Records ::
"""

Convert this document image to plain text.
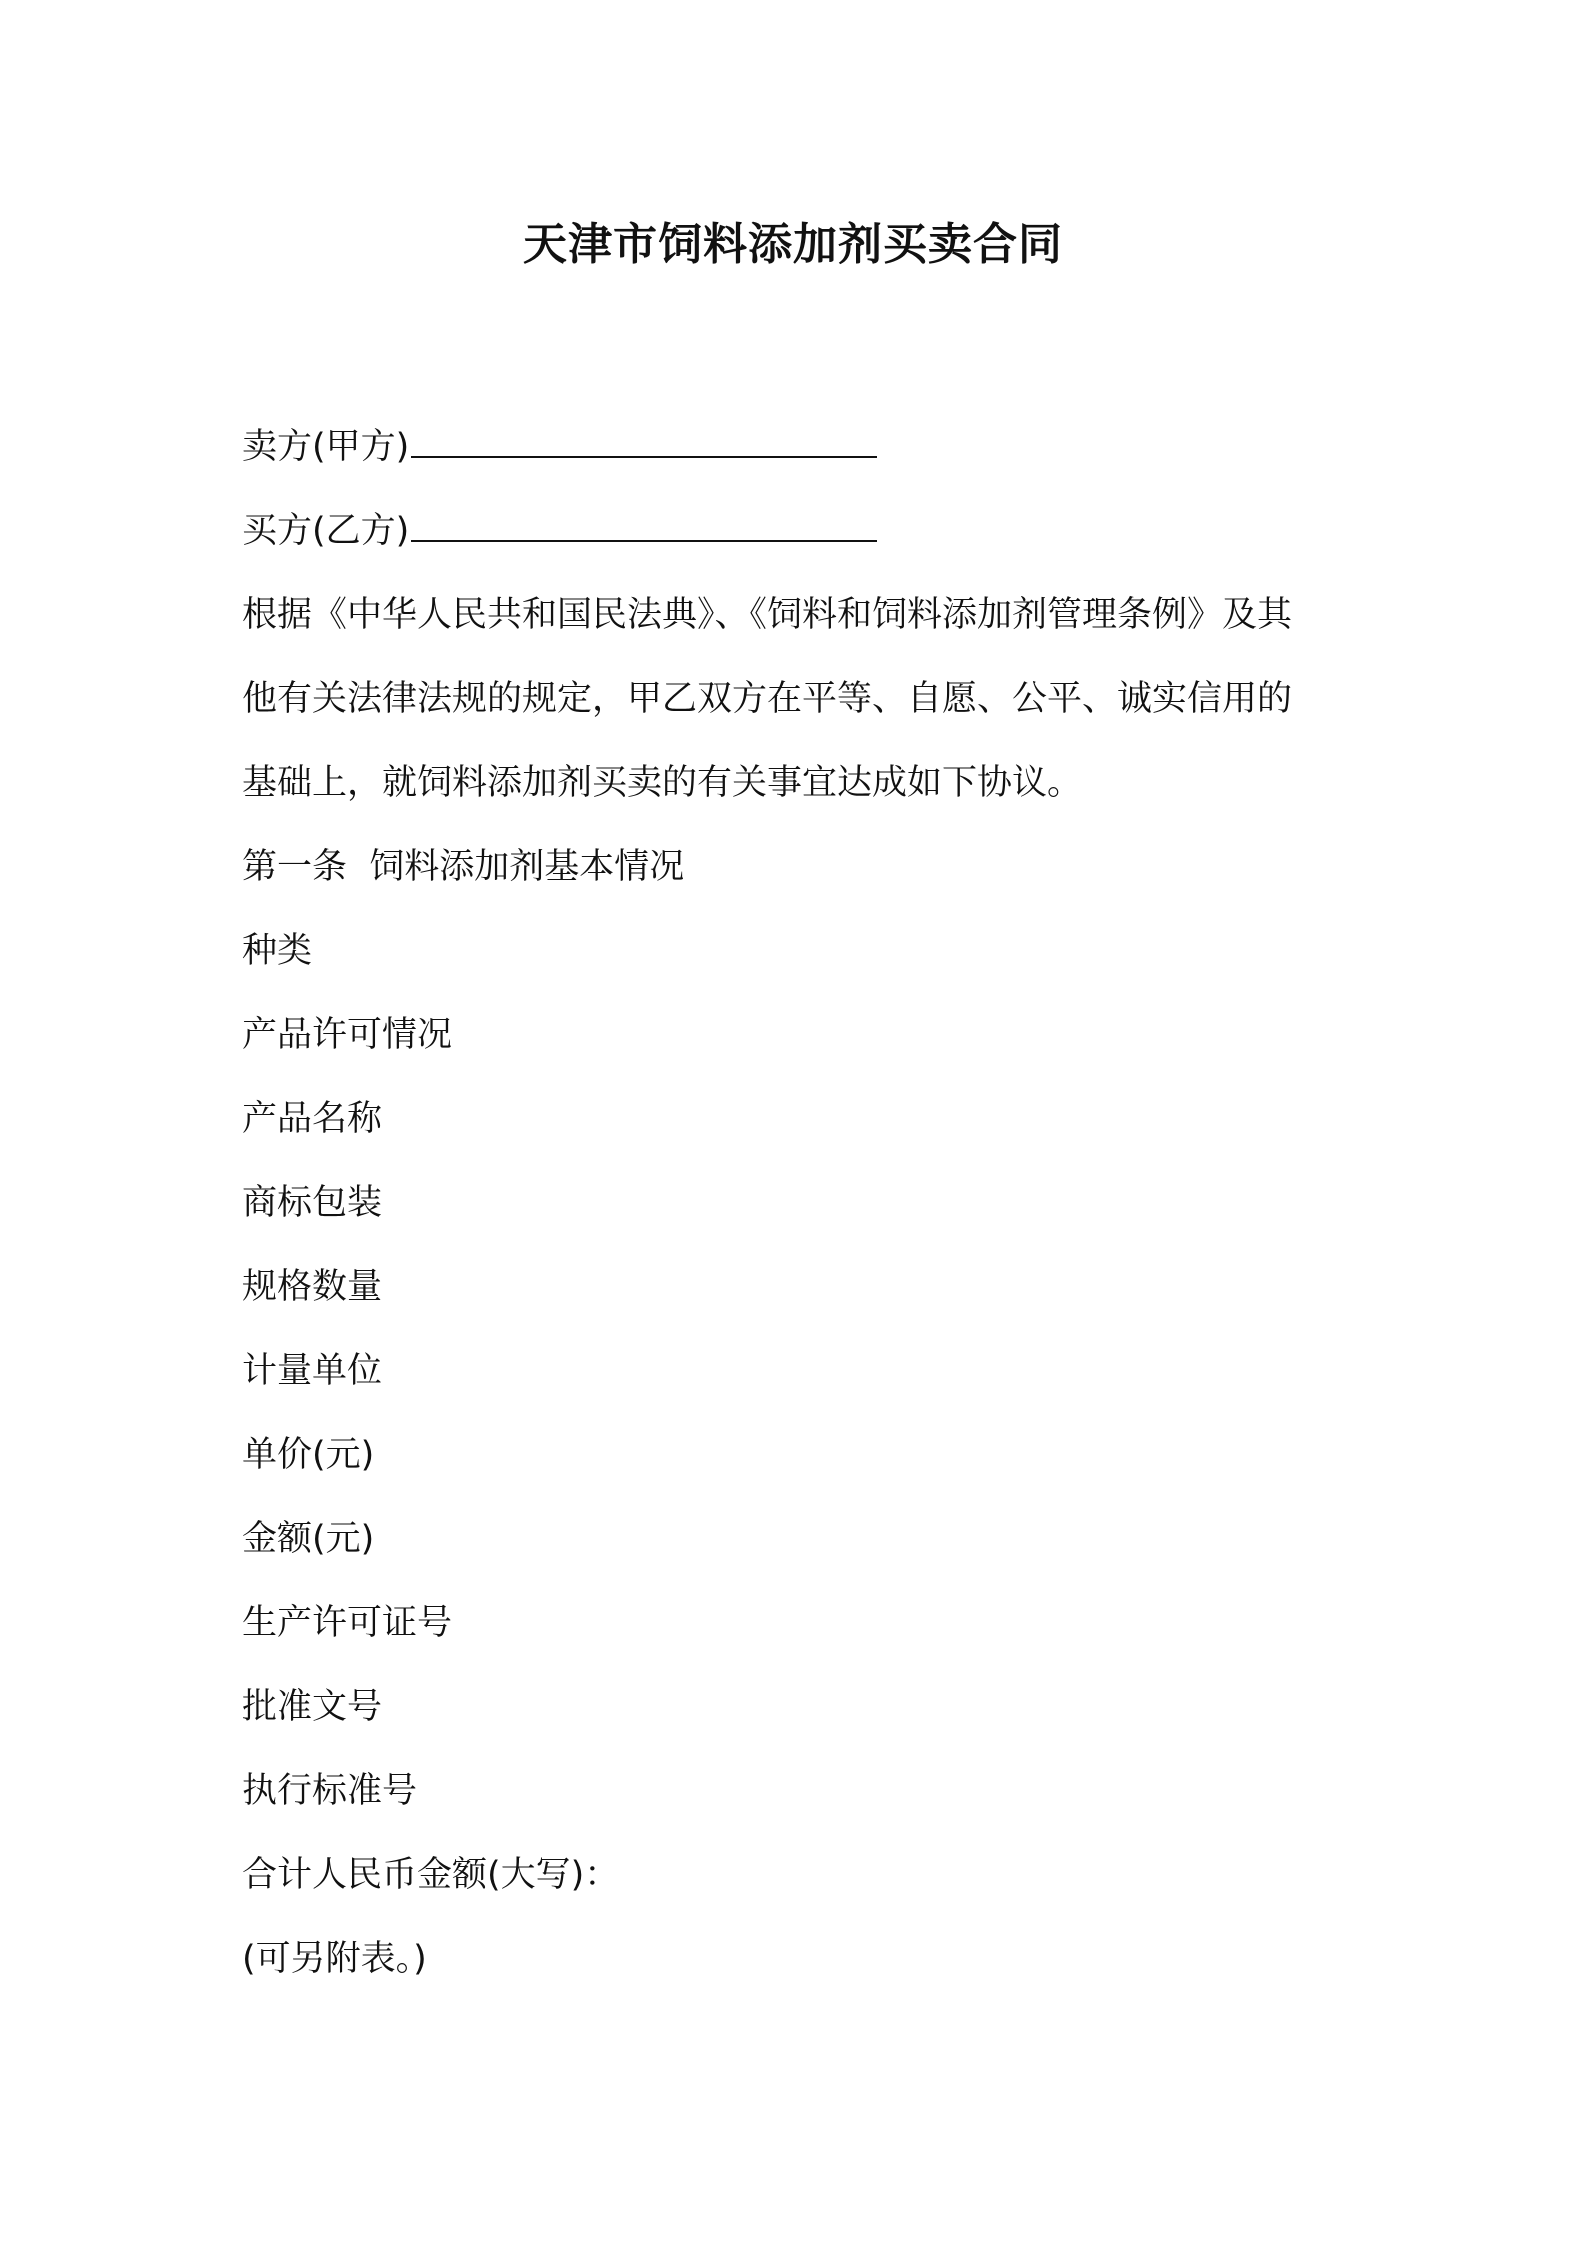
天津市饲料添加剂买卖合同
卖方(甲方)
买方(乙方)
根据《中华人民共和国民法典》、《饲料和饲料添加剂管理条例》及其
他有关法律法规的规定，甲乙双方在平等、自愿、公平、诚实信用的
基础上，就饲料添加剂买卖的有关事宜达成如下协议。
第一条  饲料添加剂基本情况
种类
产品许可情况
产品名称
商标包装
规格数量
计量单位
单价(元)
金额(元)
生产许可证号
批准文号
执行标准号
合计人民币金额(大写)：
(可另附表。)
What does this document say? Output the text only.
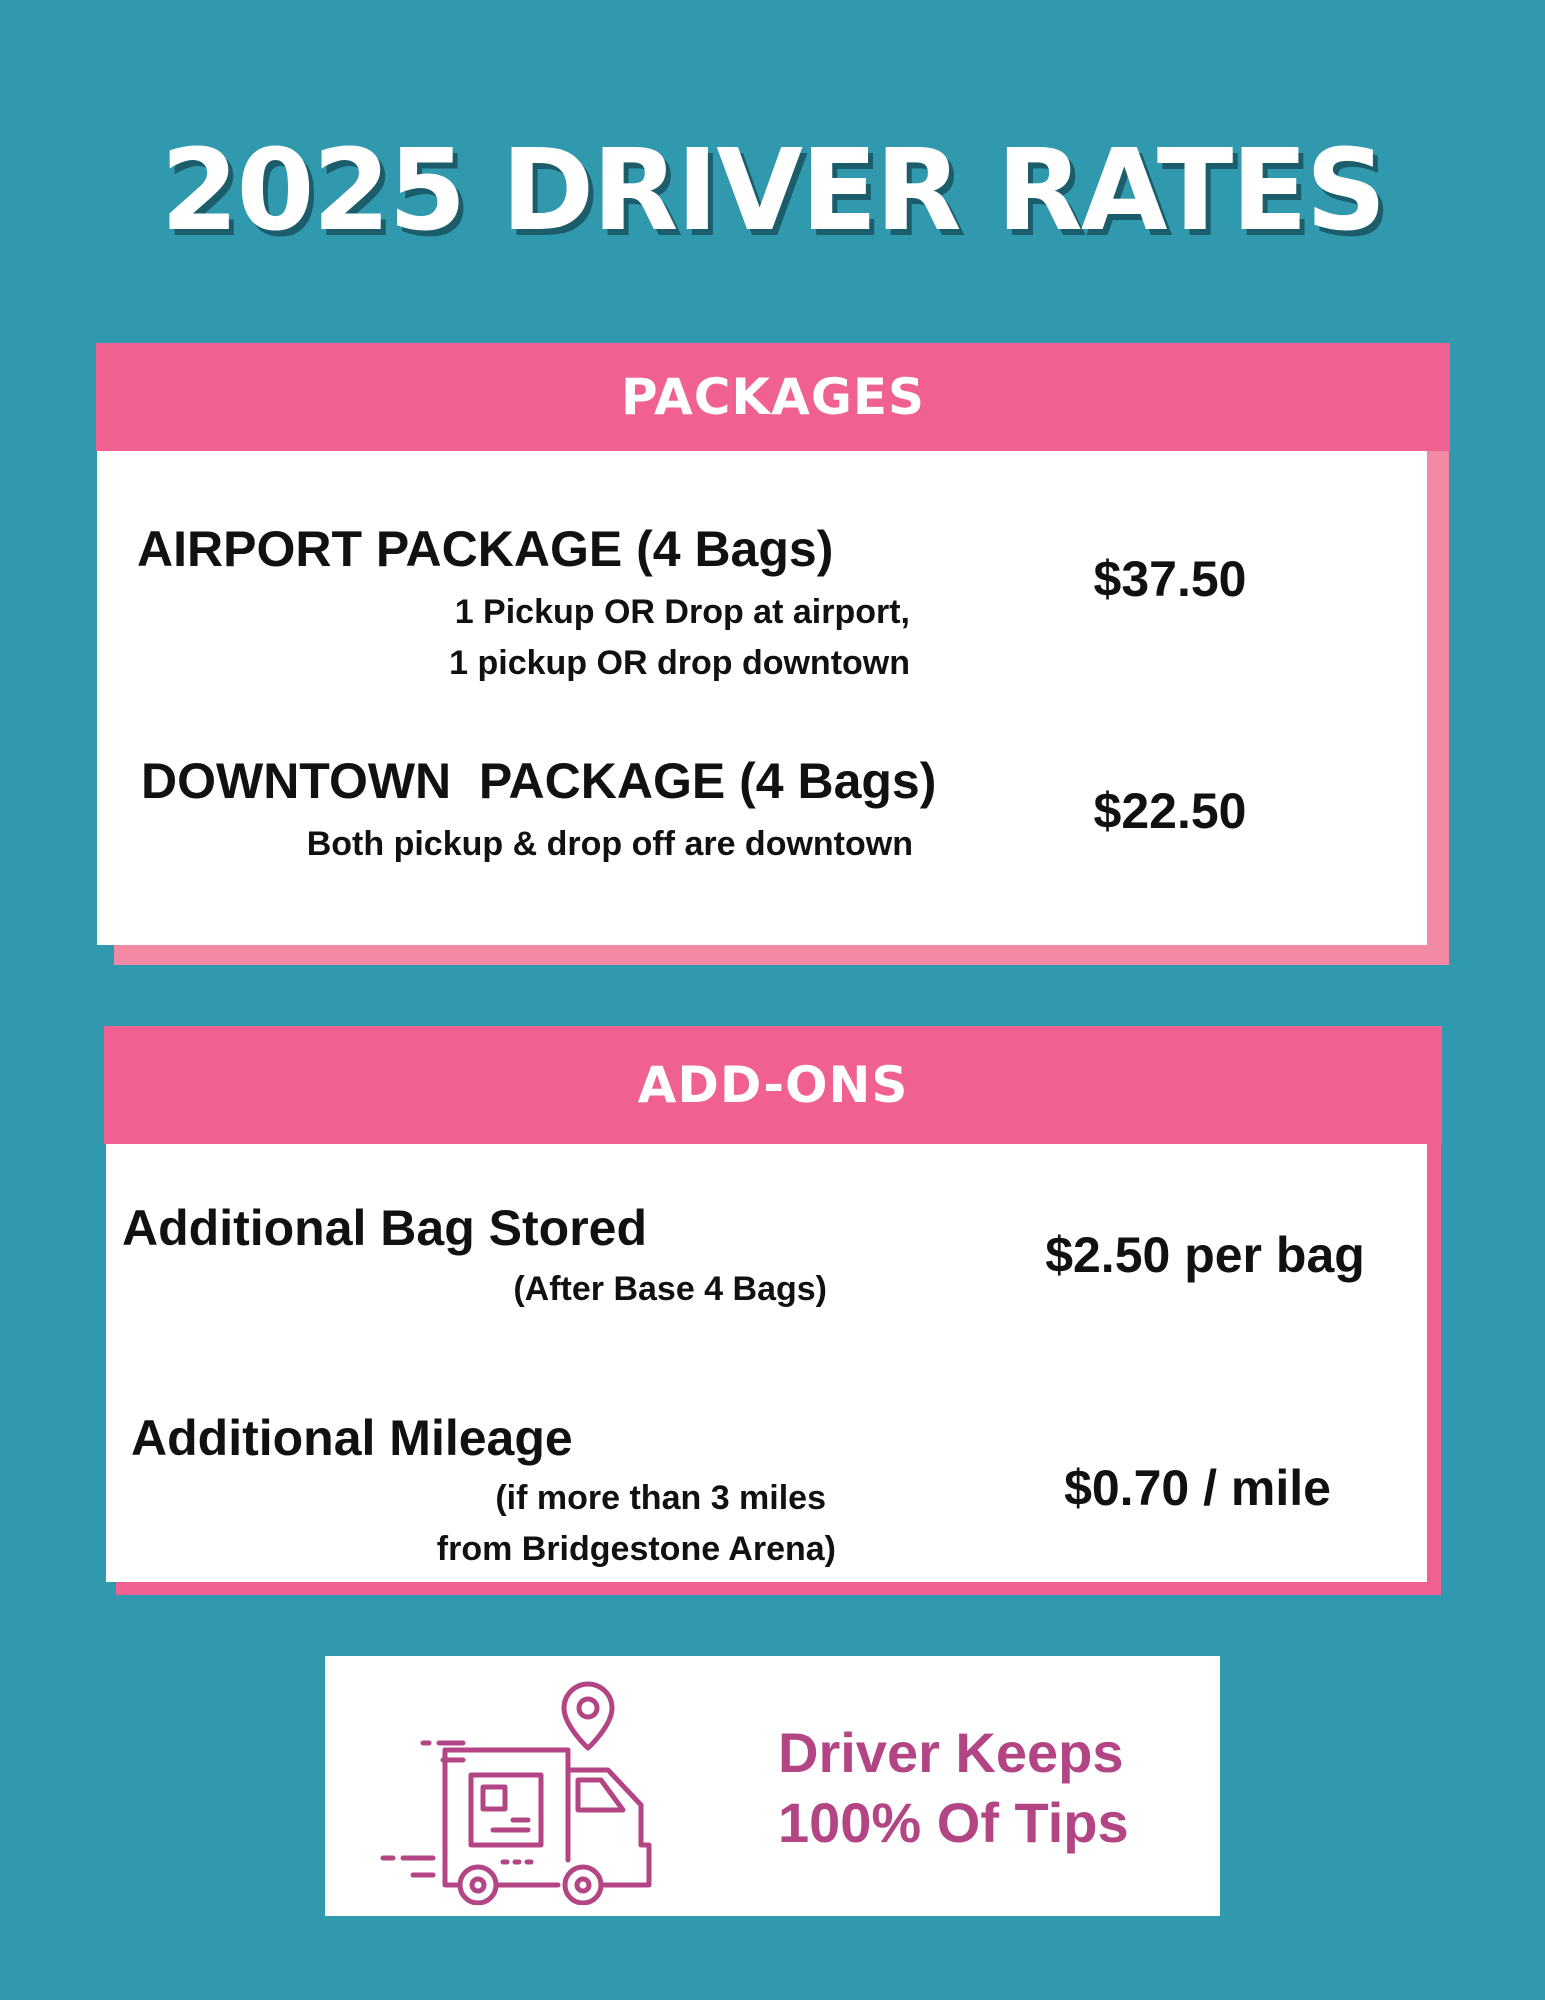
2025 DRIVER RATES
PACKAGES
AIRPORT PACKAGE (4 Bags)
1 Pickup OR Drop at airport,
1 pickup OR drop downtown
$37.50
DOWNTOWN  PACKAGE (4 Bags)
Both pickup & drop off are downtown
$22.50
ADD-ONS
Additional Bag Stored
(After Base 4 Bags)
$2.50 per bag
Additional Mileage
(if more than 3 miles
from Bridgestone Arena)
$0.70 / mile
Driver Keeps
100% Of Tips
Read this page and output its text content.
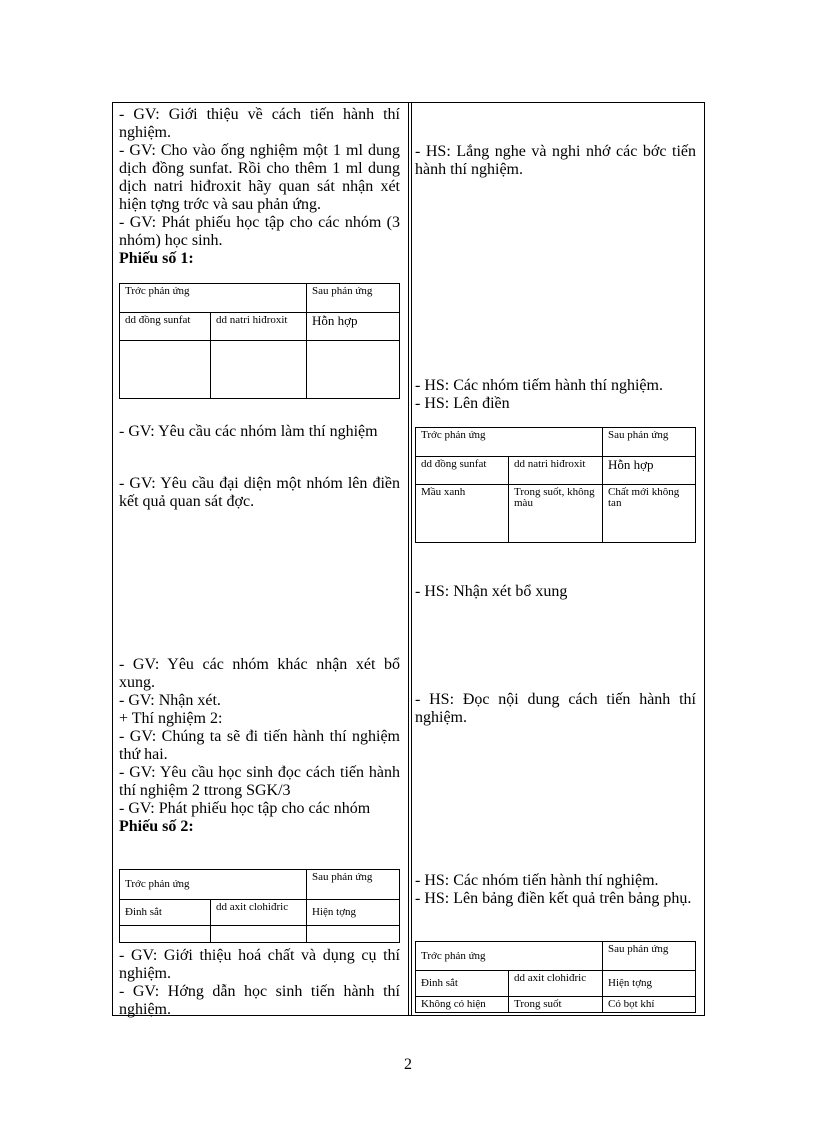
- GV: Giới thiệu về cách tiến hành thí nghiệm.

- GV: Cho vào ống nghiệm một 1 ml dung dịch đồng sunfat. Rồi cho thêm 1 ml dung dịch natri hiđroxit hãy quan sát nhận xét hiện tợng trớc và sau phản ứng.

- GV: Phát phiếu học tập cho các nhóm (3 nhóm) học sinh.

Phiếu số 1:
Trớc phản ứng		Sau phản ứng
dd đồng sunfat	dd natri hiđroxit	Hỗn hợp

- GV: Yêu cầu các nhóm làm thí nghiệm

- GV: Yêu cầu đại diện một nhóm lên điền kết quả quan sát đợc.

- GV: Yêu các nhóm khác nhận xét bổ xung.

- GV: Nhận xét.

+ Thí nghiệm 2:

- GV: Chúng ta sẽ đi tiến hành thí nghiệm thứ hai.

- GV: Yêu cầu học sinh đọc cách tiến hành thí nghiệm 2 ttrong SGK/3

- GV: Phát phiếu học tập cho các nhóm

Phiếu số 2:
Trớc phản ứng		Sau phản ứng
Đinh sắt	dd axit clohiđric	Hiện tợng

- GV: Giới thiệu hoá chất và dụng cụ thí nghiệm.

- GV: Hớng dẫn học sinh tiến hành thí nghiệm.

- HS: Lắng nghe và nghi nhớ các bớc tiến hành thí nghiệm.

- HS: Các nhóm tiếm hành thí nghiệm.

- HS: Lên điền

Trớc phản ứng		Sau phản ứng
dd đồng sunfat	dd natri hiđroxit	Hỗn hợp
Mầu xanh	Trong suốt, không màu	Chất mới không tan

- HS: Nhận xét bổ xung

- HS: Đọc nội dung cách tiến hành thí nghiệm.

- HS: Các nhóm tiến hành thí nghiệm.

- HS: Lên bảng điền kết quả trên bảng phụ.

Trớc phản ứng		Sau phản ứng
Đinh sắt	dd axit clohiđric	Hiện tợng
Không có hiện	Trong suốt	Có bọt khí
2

"""

The exercise :: All of the records need repeating exactly, except for the pictures.

Response ::
Convert this document image to plain text.
天津市饲料添加剂买卖合同
卖方(甲方)
买方(乙方)
根据《中华人民共和国民法典》、《饲料和饲料添加剂管理条例》及其
他有关法律法规的规定，甲乙双方在平等、自愿、公平、诚实信用的
基础上，就饲料添加剂买卖的有关事宜达成如下协议。
第一条  饲料添加剂基本情况
种类
产品许可情况
产品名称
商标包装
规格数量
计量单位
单价(元)
金额(元)
生产许可证号
批准文号
执行标准号
合计人民币金额(大写)：
(可另附表。)
What does this document say? Output the text only.
2025 DRIVER RATES
PACKAGES
AIRPORT PACKAGE (4 Bags)
1 Pickup OR Drop at airport,
1 pickup OR drop downtown
$37.50
DOWNTOWN  PACKAGE (4 Bags)
Both pickup & drop off are downtown
$22.50
ADD-ONS
Additional Bag Stored
(After Base 4 Bags)
$2.50 per bag
Additional Mileage
(if more than 3 miles
from Bridgestone Arena)
$0.70 / mile
Driver Keeps
100% Of Tips
Read this page and output its text content.
- GV: Giới thiệu về cách tiến hành thí nghiệm.

- GV: Cho vào ống nghiệm một 1 ml dung dịch đồng sunfat. Rồi cho thêm 1 ml dung dịch natri hiđroxit hãy quan sát nhận xét hiện tợng trớc và sau phản ứng.

- GV: Phát phiếu học tập cho các nhóm (3 nhóm) học sinh.

Phiếu số 1:
Trớc phản ứng		Sau phản ứng
dd đồng sunfat	dd natri hiđroxit	Hỗn hợp

- GV: Yêu cầu các nhóm làm thí nghiệm

- GV: Yêu cầu đại diện một nhóm lên điền kết quả quan sát đợc.

- GV: Yêu các nhóm khác nhận xét bổ xung.

- GV: Nhận xét.

+ Thí nghiệm 2:

- GV: Chúng ta sẽ đi tiến hành thí nghiệm thứ hai.

- GV: Yêu cầu học sinh đọc cách tiến hành thí nghiệm 2 ttrong SGK/3

- GV: Phát phiếu học tập cho các nhóm

Phiếu số 2:
Trớc phản ứng		Sau phản ứng
Đinh sắt	dd axit clohiđric	Hiện tợng

- GV: Giới thiệu hoá chất và dụng cụ thí nghiệm.

- GV: Hớng dẫn học sinh tiến hành thí nghiệm.

- HS: Lắng nghe và nghi nhớ các bớc tiến hành thí nghiệm.

- HS: Các nhóm tiếm hành thí nghiệm.

- HS: Lên điền

Trớc phản ứng		Sau phản ứng
dd đồng sunfat	dd natri hiđroxit	Hỗn hợp
Mầu xanh	Trong suốt, không màu	Chất mới không tan

- HS: Nhận xét bổ xung

- HS: Đọc nội dung cách tiến hành thí nghiệm.

- HS: Các nhóm tiến hành thí nghiệm.

- HS: Lên bảng điền kết quả trên bảng phụ.

Trớc phản ứng		Sau phản ứng
Đinh sắt	dd axit clohiđric	Hiện tợng
Không có hiện	Trong suốt	Có bọt khí
2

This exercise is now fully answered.